╭─ Data for processing

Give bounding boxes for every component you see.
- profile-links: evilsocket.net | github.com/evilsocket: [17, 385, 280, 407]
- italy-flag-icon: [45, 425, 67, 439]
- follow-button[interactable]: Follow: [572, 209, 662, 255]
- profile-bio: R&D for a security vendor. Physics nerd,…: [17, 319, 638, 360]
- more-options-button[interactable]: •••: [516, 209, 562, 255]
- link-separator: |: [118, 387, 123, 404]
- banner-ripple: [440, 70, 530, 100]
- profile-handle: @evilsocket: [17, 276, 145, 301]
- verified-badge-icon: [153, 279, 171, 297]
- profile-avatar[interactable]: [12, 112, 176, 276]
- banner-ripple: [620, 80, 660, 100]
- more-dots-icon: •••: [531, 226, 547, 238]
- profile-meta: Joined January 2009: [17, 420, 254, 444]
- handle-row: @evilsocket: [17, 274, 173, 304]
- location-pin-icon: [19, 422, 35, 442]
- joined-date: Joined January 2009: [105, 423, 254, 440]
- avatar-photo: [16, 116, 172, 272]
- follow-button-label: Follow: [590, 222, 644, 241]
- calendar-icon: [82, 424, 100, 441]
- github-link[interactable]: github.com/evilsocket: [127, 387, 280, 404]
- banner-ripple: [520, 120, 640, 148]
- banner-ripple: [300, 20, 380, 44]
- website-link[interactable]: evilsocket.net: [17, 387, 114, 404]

╰─

▸ **What you should do**:
Could you update the lines from the first one through the line containing "- more-options-button[interactable]: •••: [516, 209, 562, 255]", changing "profile-bio" to "profile-summary" and leaving everything else unchanged?

▸ **Exercise solution**:
Give bounding boxes for every component you see.
- profile-links: evilsocket.net | github.com/evilsocket: [17, 385, 280, 407]
- italy-flag-icon: [45, 425, 67, 439]
- follow-button[interactable]: Follow: [572, 209, 662, 255]
- profile-summary: R&D for a security vendor. Physics nerd,…: [17, 319, 638, 360]
- more-options-button[interactable]: •••: [516, 209, 562, 255]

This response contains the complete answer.